• REQUIREMENT: Repeat all of the material exactly as given.

Records excerpted from a collection
——

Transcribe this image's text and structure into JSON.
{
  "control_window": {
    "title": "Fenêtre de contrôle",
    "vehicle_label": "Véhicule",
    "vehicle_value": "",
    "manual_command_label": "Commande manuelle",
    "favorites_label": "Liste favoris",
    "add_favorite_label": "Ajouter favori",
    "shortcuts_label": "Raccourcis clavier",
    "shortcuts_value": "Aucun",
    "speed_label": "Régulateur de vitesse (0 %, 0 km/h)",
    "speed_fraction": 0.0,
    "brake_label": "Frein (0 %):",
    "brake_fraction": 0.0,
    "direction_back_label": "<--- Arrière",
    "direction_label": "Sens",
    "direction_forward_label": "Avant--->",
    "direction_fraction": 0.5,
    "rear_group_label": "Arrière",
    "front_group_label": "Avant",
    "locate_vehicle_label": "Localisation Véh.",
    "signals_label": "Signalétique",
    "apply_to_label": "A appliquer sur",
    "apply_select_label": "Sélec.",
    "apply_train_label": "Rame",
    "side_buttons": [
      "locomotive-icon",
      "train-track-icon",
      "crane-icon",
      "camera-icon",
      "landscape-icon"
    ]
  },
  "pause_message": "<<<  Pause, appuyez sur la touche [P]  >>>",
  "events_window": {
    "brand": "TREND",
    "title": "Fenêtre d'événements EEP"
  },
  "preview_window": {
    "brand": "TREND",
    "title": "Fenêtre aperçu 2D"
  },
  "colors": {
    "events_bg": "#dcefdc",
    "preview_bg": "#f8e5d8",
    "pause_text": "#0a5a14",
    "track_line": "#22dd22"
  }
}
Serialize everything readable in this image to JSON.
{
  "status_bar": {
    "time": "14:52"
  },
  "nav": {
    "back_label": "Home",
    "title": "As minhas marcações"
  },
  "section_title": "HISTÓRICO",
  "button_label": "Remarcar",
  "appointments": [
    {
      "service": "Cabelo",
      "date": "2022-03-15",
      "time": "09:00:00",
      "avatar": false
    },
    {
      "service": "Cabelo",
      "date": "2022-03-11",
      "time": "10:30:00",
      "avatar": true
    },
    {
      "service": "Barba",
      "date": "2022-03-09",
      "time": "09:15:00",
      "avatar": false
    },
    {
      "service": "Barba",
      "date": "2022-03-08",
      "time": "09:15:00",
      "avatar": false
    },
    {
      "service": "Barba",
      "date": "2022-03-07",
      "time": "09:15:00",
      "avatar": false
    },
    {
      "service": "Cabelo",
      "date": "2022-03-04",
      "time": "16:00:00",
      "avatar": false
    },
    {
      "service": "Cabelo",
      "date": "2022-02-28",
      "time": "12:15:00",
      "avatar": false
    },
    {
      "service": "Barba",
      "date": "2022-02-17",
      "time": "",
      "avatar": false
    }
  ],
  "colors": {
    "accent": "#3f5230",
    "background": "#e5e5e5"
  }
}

——

• ANSWER TO THE EXERCISE:
Transcribe this image's text and structure into JSON.
{
  "control_window": {
    "title": "Fenêtre de contrôle",
    "vehicle_label": "Véhicule",
    "vehicle_value": "",
    "manual_command_label": "Commande manuelle",
    "favorites_label": "Liste favoris",
    "add_favorite_label": "Ajouter favori",
    "shortcuts_label": "Raccourcis clavier",
    "shortcuts_value": "Aucun",
    "speed_label": "Régulateur de vitesse (0 %, 0 km/h)",
    "speed_fraction": 0.0,
    "brake_label": "Frein (0 %):",
    "brake_fraction": 0.0,
    "direction_back_label": "<--- Arrière",
    "direction_label": "Sens",
    "direction_forward_label": "Avant--->",
    "direction_fraction": 0.5,
    "rear_group_label": "Arrière",
    "front_group_label": "Avant",
    "locate_vehicle_label": "Localisation Véh.",
    "signals_label": "Signalétique",
    "apply_to_label": "A appliquer sur",
    "apply_select_label": "Sélec.",
    "apply_train_label": "Rame",
    "side_buttons": [
      "locomotive-icon",
      "train-track-icon",
      "crane-icon",
      "camera-icon",
      "landscape-icon"
    ]
  },
  "pause_message": "<<<  Pause, appuyez sur la touche [P]  >>>",
  "events_window": {
    "brand": "TREND",
    "title": "Fenêtre d'événements EEP"
  },
  "preview_window": {
    "brand": "TREND",
    "title": "Fenêtre aperçu 2D"
  },
  "colors": {
    "events_bg": "#dcefdc",
    "preview_bg": "#f8e5d8",
    "pause_text": "#0a5a14",
    "track_line": "#22dd22"
  }
}
Serialize everything readable in this image to JSON.
{
  "status_bar": {
    "time": "14:52"
  },
  "nav": {
    "back_label": "Home",
    "title": "As minhas marcações"
  },
  "section_title": "HISTÓRICO",
  "button_label": "Remarcar",
  "appointments": [
    {
      "service": "Cabelo",
      "date": "2022-03-15",
      "time": "09:00:00",
      "avatar": false
    },
    {
      "service": "Cabelo",
      "date": "2022-03-11",
      "time": "10:30:00",
      "avatar": true
    },
    {
      "service": "Barba",
      "date": "2022-03-09",
      "time": "09:15:00",
      "avatar": false
    },
    {
      "service": "Barba",
      "date": "2022-03-08",
      "time": "09:15:00",
      "avatar": false
    },
    {
      "service": "Barba",
      "date": "2022-03-07",
      "time": "09:15:00",
      "avatar": false
    },
    {
      "service": "Cabelo",
      "date": "2022-03-04",
      "time": "16:00:00",
      "avatar": false
    },
    {
      "service": "Cabelo",
      "date": "2022-02-28",
      "time": "12:15:00",
      "avatar": false
    },
    {
      "service": "Barba",
      "date": "2022-02-17",
      "time": "",
      "avatar": false
    }
  ],
  "colors": {
    "accent": "#3f5230",
    "background": "#e5e5e5"
  }
}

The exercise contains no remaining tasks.